◆ **EXERCISE INPUTS**
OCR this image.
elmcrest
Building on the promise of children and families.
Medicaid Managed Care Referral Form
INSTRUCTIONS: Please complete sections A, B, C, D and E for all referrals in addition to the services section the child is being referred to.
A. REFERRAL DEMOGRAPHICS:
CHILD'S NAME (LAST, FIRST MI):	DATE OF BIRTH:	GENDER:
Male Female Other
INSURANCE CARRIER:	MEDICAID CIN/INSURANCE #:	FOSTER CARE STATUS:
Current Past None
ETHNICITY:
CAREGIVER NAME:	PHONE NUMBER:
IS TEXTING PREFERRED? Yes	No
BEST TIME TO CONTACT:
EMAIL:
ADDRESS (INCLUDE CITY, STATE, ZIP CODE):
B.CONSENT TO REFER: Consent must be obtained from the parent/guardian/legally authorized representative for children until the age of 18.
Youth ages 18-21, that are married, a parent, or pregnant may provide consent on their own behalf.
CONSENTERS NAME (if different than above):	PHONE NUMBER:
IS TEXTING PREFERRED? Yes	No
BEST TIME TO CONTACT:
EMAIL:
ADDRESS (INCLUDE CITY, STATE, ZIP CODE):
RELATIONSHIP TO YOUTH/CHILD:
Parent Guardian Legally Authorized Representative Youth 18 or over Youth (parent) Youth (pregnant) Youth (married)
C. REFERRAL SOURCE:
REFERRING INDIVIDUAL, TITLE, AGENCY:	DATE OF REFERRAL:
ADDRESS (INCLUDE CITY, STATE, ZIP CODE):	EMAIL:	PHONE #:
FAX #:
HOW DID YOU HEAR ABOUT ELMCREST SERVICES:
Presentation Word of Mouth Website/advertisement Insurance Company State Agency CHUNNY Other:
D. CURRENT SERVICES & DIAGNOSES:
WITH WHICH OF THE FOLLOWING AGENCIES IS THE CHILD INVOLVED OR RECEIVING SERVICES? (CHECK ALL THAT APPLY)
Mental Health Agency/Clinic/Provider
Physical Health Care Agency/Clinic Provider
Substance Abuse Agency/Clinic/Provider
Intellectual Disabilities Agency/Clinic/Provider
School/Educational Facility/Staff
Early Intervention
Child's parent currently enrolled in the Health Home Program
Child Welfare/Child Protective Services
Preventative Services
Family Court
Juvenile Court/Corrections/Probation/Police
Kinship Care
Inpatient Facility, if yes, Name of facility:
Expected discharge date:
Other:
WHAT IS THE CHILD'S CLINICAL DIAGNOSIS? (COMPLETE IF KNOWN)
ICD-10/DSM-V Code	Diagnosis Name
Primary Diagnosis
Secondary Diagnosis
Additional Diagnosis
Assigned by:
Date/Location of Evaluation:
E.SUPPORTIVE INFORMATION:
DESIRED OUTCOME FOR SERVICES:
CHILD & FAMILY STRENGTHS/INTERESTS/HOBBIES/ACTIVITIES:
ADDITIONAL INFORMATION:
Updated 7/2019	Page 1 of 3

◆ **EXERCISE DETAILS**
All of the material above needs to be retyped word for word.

◆ **WRITTEN RESPONSE**
OCR this image.
elmcrest
Building on the promise of children and families.
Medicaid Managed Care Referral Form
INSTRUCTIONS: Please complete sections A, B, C, D and E for all referrals in addition to the services section the child is being referred to.
A. REFERRAL DEMOGRAPHICS:
CHILD'S NAME (LAST, FIRST MI):	DATE OF BIRTH:	GENDER:
Male Female Other
INSURANCE CARRIER:	MEDICAID CIN/INSURANCE #:	FOSTER CARE STATUS:
Current Past None
ETHNICITY:
CAREGIVER NAME:	PHONE NUMBER:
IS TEXTING PREFERRED? Yes	No
BEST TIME TO CONTACT:
EMAIL:
ADDRESS (INCLUDE CITY, STATE, ZIP CODE):
B.CONSENT TO REFER: Consent must be obtained from the parent/guardian/legally authorized representative for children until the age of 18.
Youth ages 18-21, that are married, a parent, or pregnant may provide consent on their own behalf.
CONSENTERS NAME (if different than above):	PHONE NUMBER:
IS TEXTING PREFERRED? Yes	No
BEST TIME TO CONTACT:
EMAIL:
ADDRESS (INCLUDE CITY, STATE, ZIP CODE):
RELATIONSHIP TO YOUTH/CHILD:
Parent Guardian Legally Authorized Representative Youth 18 or over Youth (parent) Youth (pregnant) Youth (married)
C. REFERRAL SOURCE:
REFERRING INDIVIDUAL, TITLE, AGENCY:	DATE OF REFERRAL:
ADDRESS (INCLUDE CITY, STATE, ZIP CODE):	EMAIL:	PHONE #:
FAX #:
HOW DID YOU HEAR ABOUT ELMCREST SERVICES:
Presentation Word of Mouth Website/advertisement Insurance Company State Agency CHUNNY Other:
D. CURRENT SERVICES & DIAGNOSES:
WITH WHICH OF THE FOLLOWING AGENCIES IS THE CHILD INVOLVED OR RECEIVING SERVICES? (CHECK ALL THAT APPLY)
Mental Health Agency/Clinic/Provider
Physical Health Care Agency/Clinic Provider
Substance Abuse Agency/Clinic/Provider
Intellectual Disabilities Agency/Clinic/Provider
School/Educational Facility/Staff
Early Intervention
Child's parent currently enrolled in the Health Home Program
Child Welfare/Child Protective Services
Preventative Services
Family Court
Juvenile Court/Corrections/Probation/Police
Kinship Care
Inpatient Facility, if yes, Name of facility:
Expected discharge date:
Other:
WHAT IS THE CHILD'S CLINICAL DIAGNOSIS? (COMPLETE IF KNOWN)
ICD-10/DSM-V Code	Diagnosis Name
Primary Diagnosis
Secondary Diagnosis
Additional Diagnosis
Assigned by:
Date/Location of Evaluation:
E.SUPPORTIVE INFORMATION:
DESIRED OUTCOME FOR SERVICES:
CHILD & FAMILY STRENGTHS/INTERESTS/HOBBIES/ACTIVITIES:
ADDITIONAL INFORMATION:
Updated 7/2019	Page 1 of 3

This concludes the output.